Exercise objective
Your task is to copy each line that has the word "html".

Data for the task
━━━

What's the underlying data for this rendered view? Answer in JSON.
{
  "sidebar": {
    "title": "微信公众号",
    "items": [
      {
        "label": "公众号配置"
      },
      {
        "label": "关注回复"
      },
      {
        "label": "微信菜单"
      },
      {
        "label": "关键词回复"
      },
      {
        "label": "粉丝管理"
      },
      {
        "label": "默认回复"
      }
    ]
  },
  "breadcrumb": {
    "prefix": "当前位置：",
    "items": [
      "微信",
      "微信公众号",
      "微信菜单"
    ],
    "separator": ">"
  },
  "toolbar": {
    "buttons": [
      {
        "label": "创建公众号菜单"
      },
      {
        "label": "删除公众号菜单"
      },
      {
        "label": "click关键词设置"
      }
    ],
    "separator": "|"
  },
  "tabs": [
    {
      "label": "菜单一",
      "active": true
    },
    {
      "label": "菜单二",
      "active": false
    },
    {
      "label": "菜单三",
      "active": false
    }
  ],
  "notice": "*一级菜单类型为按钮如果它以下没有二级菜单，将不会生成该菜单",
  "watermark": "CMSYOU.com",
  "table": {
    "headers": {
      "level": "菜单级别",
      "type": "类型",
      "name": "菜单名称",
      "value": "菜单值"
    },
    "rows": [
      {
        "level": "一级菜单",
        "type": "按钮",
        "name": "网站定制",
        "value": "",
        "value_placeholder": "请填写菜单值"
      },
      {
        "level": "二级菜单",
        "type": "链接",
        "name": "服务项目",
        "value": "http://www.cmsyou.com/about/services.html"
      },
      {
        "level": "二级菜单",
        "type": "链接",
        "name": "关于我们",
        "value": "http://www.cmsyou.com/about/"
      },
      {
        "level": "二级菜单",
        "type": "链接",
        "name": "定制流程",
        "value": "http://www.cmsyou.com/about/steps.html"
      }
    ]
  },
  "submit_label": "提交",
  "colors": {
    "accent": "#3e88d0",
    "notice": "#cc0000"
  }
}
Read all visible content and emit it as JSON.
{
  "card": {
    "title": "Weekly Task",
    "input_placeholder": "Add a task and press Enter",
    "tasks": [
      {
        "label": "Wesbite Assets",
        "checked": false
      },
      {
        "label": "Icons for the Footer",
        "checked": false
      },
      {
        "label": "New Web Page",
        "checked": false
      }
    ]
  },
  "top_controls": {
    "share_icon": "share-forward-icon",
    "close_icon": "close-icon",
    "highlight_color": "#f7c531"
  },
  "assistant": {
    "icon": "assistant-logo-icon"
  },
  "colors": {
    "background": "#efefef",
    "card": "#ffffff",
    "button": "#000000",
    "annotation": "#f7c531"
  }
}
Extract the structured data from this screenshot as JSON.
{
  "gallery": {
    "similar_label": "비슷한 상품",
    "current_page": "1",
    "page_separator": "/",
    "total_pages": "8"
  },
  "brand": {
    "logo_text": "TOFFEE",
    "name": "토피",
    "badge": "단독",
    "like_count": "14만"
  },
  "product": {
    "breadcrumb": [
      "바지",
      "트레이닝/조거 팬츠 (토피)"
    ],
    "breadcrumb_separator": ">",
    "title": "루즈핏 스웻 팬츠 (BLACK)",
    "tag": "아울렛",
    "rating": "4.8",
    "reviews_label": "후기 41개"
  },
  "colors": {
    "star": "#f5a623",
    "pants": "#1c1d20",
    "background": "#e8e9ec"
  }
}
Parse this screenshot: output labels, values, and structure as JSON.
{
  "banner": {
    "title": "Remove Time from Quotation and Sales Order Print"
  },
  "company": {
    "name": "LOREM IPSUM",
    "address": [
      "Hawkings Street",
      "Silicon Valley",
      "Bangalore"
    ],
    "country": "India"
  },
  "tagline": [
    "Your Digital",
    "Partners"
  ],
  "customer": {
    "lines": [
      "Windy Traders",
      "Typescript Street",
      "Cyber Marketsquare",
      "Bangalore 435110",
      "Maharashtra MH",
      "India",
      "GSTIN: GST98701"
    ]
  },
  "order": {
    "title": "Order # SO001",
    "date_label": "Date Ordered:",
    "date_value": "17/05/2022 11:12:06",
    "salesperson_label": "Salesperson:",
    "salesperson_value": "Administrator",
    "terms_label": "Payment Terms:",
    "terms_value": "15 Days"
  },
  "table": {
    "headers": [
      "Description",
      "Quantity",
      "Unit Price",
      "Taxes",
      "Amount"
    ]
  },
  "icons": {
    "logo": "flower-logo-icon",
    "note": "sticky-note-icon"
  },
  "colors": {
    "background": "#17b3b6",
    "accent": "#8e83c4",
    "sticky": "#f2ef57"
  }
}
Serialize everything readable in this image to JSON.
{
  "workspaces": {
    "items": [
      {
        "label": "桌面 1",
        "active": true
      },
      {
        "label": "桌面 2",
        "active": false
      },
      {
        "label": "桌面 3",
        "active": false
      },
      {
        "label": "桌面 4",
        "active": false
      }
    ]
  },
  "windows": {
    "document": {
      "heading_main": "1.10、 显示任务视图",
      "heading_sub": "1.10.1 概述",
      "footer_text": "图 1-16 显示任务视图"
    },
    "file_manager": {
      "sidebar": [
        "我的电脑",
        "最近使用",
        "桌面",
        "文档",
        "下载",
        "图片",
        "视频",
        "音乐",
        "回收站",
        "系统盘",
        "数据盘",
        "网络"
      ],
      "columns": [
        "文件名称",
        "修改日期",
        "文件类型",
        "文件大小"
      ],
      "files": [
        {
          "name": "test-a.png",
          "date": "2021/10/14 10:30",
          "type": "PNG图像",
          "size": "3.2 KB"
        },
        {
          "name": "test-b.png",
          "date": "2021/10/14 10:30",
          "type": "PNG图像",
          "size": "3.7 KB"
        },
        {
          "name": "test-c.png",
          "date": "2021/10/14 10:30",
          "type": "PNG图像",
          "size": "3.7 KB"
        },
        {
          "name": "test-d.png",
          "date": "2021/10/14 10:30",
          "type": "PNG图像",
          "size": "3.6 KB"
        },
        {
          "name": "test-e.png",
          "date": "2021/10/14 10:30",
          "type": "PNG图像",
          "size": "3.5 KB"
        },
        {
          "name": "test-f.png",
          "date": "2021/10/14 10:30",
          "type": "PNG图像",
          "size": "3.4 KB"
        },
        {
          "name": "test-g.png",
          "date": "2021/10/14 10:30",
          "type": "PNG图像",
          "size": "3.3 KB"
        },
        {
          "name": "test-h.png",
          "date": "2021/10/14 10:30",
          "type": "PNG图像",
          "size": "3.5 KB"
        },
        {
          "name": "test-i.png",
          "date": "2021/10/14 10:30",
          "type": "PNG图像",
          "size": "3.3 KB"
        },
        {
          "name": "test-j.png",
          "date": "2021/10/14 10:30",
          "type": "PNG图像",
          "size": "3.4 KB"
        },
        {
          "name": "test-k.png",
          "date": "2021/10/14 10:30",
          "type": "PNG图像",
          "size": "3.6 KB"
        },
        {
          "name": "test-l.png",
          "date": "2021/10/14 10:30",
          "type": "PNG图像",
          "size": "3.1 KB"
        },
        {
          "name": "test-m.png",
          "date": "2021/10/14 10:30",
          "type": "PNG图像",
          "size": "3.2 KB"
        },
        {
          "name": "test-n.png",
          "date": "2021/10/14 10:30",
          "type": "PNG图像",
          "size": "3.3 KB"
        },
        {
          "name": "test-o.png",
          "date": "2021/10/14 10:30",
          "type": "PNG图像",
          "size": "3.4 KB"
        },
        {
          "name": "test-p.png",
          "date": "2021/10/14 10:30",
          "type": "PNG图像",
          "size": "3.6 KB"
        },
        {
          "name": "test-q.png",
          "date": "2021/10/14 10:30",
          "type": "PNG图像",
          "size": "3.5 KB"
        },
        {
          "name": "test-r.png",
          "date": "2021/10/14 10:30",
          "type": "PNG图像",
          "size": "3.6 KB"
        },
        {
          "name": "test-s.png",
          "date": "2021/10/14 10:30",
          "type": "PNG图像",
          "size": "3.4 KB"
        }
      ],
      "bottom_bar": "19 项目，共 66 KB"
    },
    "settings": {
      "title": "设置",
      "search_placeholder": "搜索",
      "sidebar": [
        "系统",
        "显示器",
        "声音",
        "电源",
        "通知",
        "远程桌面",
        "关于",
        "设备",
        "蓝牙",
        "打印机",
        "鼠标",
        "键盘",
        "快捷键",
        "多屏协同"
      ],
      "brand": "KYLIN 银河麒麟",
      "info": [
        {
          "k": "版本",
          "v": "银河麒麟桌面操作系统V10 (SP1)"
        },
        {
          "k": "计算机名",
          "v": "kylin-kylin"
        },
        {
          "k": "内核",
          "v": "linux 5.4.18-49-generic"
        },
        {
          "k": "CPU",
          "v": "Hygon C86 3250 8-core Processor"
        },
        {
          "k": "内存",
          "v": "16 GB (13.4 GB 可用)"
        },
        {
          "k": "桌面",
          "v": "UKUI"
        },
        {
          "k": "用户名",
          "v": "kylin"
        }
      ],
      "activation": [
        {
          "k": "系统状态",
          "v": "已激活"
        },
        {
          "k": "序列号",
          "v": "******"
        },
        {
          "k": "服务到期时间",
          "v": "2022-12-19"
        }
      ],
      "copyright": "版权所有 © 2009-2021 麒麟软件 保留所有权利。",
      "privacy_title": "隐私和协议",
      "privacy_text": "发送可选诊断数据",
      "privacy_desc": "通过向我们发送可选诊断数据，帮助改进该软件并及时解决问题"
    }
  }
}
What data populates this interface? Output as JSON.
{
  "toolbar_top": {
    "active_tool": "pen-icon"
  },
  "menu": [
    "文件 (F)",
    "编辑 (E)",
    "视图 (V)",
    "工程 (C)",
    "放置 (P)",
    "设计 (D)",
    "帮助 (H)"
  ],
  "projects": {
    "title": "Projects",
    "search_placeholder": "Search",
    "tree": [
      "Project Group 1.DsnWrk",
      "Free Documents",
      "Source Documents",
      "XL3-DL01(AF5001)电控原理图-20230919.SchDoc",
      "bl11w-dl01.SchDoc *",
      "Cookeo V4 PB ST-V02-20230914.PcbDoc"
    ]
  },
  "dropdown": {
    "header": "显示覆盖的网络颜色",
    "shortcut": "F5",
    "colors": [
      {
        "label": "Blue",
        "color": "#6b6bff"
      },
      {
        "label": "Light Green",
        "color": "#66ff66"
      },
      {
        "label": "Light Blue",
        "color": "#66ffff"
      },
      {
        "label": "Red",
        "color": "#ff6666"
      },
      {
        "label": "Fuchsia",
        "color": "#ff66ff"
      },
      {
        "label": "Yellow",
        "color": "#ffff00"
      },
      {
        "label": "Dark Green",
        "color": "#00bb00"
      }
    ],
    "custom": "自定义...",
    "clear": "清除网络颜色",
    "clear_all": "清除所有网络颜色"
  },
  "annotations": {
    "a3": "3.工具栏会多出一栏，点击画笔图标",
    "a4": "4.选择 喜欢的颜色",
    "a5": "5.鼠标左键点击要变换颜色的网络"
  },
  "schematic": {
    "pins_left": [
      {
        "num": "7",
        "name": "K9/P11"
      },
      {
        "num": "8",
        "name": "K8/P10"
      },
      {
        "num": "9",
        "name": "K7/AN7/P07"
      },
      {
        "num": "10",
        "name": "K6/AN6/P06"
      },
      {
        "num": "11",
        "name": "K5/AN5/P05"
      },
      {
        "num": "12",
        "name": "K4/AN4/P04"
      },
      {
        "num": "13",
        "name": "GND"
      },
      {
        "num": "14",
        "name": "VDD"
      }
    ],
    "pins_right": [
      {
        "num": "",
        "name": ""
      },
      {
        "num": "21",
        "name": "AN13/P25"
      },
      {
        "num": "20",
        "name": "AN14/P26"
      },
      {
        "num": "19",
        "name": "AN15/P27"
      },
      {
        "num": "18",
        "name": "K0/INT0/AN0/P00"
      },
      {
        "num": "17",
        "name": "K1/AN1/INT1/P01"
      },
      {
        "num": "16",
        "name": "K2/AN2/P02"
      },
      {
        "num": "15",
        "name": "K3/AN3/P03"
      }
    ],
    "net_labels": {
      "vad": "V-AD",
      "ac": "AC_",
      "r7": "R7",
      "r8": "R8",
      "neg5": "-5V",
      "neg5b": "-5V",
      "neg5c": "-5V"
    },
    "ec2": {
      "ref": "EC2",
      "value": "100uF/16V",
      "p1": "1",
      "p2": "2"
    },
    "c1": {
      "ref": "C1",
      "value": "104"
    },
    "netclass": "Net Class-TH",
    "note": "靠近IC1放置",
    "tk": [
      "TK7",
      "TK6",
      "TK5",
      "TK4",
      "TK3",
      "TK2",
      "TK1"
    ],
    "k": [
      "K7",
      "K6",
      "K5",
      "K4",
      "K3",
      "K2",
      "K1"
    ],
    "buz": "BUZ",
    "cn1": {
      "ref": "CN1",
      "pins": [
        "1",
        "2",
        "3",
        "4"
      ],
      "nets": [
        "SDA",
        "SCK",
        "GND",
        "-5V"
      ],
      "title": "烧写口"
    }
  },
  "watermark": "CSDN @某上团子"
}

━━━

Worked answer
        "value": "http://www.cmsyou.com/about/services.html"
        "value": "http://www.cmsyou.com/about/steps.html"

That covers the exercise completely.